### Task to complete
Print all records exactly, leaving nothing out.
--- Start Record set ---
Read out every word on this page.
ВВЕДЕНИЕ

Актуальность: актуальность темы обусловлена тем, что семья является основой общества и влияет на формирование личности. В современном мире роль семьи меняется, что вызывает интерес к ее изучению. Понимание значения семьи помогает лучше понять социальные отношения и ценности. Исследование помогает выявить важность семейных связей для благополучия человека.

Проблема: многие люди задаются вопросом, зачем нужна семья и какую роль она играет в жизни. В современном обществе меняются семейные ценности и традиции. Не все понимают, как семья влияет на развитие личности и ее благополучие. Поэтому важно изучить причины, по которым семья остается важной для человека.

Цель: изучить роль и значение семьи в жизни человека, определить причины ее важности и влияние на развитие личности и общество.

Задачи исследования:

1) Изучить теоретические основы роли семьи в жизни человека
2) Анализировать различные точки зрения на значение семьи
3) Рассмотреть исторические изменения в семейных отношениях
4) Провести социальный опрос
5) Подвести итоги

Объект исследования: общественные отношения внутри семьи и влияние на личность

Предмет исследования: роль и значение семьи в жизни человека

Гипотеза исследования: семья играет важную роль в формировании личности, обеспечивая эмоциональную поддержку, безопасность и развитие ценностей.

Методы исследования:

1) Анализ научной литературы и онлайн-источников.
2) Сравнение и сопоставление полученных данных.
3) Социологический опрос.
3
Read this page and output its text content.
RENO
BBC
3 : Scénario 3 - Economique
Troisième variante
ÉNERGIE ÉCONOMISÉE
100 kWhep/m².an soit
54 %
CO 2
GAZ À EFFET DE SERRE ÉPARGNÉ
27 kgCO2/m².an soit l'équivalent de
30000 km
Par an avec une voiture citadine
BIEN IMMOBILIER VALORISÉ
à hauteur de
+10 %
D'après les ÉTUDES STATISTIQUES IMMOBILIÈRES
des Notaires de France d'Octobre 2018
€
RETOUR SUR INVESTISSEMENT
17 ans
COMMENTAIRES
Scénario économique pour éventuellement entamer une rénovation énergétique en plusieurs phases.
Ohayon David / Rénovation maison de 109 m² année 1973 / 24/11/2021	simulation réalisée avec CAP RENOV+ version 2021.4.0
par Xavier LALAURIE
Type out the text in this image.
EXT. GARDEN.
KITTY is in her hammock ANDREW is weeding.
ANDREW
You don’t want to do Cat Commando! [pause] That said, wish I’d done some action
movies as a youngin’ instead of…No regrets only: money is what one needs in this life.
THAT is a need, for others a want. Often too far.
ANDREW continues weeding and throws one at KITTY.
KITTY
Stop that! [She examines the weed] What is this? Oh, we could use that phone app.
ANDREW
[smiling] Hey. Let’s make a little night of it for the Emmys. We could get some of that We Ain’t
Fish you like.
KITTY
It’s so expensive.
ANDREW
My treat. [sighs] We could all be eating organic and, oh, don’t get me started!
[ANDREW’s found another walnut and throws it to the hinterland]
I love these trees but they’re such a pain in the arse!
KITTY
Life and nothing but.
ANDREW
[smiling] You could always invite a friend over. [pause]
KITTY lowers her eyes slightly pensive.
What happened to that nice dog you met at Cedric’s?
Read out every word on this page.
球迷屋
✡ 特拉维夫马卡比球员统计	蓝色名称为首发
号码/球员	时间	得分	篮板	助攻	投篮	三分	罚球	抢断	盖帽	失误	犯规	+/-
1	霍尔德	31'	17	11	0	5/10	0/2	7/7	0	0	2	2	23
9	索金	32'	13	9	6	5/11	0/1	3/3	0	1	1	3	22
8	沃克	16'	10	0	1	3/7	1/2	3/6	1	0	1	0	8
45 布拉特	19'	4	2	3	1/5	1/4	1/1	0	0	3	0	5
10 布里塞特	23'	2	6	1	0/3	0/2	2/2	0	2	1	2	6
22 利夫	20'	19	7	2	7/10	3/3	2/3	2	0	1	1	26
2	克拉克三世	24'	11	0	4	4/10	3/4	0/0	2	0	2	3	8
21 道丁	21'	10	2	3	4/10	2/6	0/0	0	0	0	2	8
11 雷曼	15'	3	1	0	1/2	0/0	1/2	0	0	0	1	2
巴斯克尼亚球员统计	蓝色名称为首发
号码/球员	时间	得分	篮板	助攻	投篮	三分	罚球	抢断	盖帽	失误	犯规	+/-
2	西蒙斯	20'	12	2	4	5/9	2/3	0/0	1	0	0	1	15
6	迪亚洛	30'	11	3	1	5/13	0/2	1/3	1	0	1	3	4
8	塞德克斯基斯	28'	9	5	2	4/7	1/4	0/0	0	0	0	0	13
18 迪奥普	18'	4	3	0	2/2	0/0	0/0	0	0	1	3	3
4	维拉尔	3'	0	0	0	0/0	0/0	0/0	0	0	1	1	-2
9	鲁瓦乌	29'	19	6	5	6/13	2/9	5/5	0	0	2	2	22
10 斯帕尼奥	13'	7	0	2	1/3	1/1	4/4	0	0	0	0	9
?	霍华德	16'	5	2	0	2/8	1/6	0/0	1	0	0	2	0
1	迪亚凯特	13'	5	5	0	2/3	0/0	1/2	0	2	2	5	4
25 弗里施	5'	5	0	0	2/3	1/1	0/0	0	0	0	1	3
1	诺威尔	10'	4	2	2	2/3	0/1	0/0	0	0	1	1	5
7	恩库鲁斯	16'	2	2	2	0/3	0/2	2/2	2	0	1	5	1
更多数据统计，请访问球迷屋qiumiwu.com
--- End Record set ---
### Output of the exercise
Read out every word on this page.
ВВЕДЕНИЕ

Актуальность: актуальность темы обусловлена тем, что семья является основой общества и влияет на формирование личности. В современном мире роль семьи меняется, что вызывает интерес к ее изучению. Понимание значения семьи помогает лучше понять социальные отношения и ценности. Исследование помогает выявить важность семейных связей для благополучия человека.

Проблема: многие люди задаются вопросом, зачем нужна семья и какую роль она играет в жизни. В современном обществе меняются семейные ценности и традиции. Не все понимают, как семья влияет на развитие личности и ее благополучие. Поэтому важно изучить причины, по которым семья остается важной для человека.

Цель: изучить роль и значение семьи в жизни человека, определить причины ее важности и влияние на развитие личности и общество.

Задачи исследования:

1) Изучить теоретические основы роли семьи в жизни человека
2) Анализировать различные точки зрения на значение семьи
3) Рассмотреть исторические изменения в семейных отношениях
4) Провести социальный опрос
5) Подвести итоги

Объект исследования: общественные отношения внутри семьи и влияние на личность

Предмет исследования: роль и значение семьи в жизни человека

Гипотеза исследования: семья играет важную роль в формировании личности, обеспечивая эмоциональную поддержку, безопасность и развитие ценностей.

Методы исследования:

1) Анализ научной литературы и онлайн-источников.
2) Сравнение и сопоставление полученных данных.
3) Социологический опрос.
3
Read this page and output its text content.
RENO
BBC
3 : Scénario 3 - Economique
Troisième variante
ÉNERGIE ÉCONOMISÉE
100 kWhep/m².an soit
54 %
CO 2
GAZ À EFFET DE SERRE ÉPARGNÉ
27 kgCO2/m².an soit l'équivalent de
30000 km
Par an avec une voiture citadine
BIEN IMMOBILIER VALORISÉ
à hauteur de
+10 %
D'après les ÉTUDES STATISTIQUES IMMOBILIÈRES
des Notaires de France d'Octobre 2018
€
RETOUR SUR INVESTISSEMENT
17 ans
COMMENTAIRES
Scénario économique pour éventuellement entamer une rénovation énergétique en plusieurs phases.
Ohayon David / Rénovation maison de 109 m² année 1973 / 24/11/2021	simulation réalisée avec CAP RENOV+ version 2021.4.0
par Xavier LALAURIE
Type out the text in this image.
EXT. GARDEN.
KITTY is in her hammock ANDREW is weeding.
ANDREW
You don’t want to do Cat Commando! [pause] That said, wish I’d done some action
movies as a youngin’ instead of…No regrets only: money is what one needs in this life.
THAT is a need, for others a want. Often too far.
ANDREW continues weeding and throws one at KITTY.
KITTY
Stop that! [She examines the weed] What is this? Oh, we could use that phone app.
ANDREW
[smiling] Hey. Let’s make a little night of it for the Emmys. We could get some of that We Ain’t
Fish you like.
KITTY
It’s so expensive.
ANDREW
My treat. [sighs] We could all be eating organic and, oh, don’t get me started!
[ANDREW’s found another walnut and throws it to the hinterland]
I love these trees but they’re such a pain in the arse!
KITTY
Life and nothing but.
ANDREW
[smiling] You could always invite a friend over. [pause]
KITTY lowers her eyes slightly pensive.
What happened to that nice dog you met at Cedric’s?
Read out every word on this page.
球迷屋
✡ 特拉维夫马卡比球员统计	蓝色名称为首发
号码/球员	时间	得分	篮板	助攻	投篮	三分	罚球	抢断	盖帽	失误	犯规	+/-
1	霍尔德	31'	17	11	0	5/10	0/2	7/7	0	0	2	2	23
9	索金	32'	13	9	6	5/11	0/1	3/3	0	1	1	3	22
8	沃克	16'	10	0	1	3/7	1/2	3/6	1	0	1	0	8
45 布拉特	19'	4	2	3	1/5	1/4	1/1	0	0	3	0	5
10 布里塞特	23'	2	6	1	0/3	0/2	2/2	0	2	1	2	6
22 利夫	20'	19	7	2	7/10	3/3	2/3	2	0	1	1	26
2	克拉克三世	24'	11	0	4	4/10	3/4	0/0	2	0	2	3	8
21 道丁	21'	10	2	3	4/10	2/6	0/0	0	0	0	2	8
11 雷曼	15'	3	1	0	1/2	0/0	1/2	0	0	0	1	2
巴斯克尼亚球员统计	蓝色名称为首发
号码/球员	时间	得分	篮板	助攻	投篮	三分	罚球	抢断	盖帽	失误	犯规	+/-
2	西蒙斯	20'	12	2	4	5/9	2/3	0/0	1	0	0	1	15
6	迪亚洛	30'	11	3	1	5/13	0/2	1/3	1	0	1	3	4
8	塞德克斯基斯	28'	9	5	2	4/7	1/4	0/0	0	0	0	0	13
18 迪奥普	18'	4	3	0	2/2	0/0	0/0	0	0	1	3	3
4	维拉尔	3'	0	0	0	0/0	0/0	0/0	0	0	1	1	-2
9	鲁瓦乌	29'	19	6	5	6/13	2/9	5/5	0	0	2	2	22
10 斯帕尼奥	13'	7	0	2	1/3	1/1	4/4	0	0	0	0	9
?	霍华德	16'	5	2	0	2/8	1/6	0/0	1	0	0	2	0
1	迪亚凯特	13'	5	5	0	2/3	0/0	1/2	0	2	2	5	4
25 弗里施	5'	5	0	0	2/3	1/1	0/0	0	0	0	1	3
1	诺威尔	10'	4	2	2	2/3	0/1	0/0	0	0	1	1	5
7	恩库鲁斯	16'	2	2	2	0/3	0/2	2/2	2	0	1	5	1
更多数据统计，请访问球迷屋qiumiwu.com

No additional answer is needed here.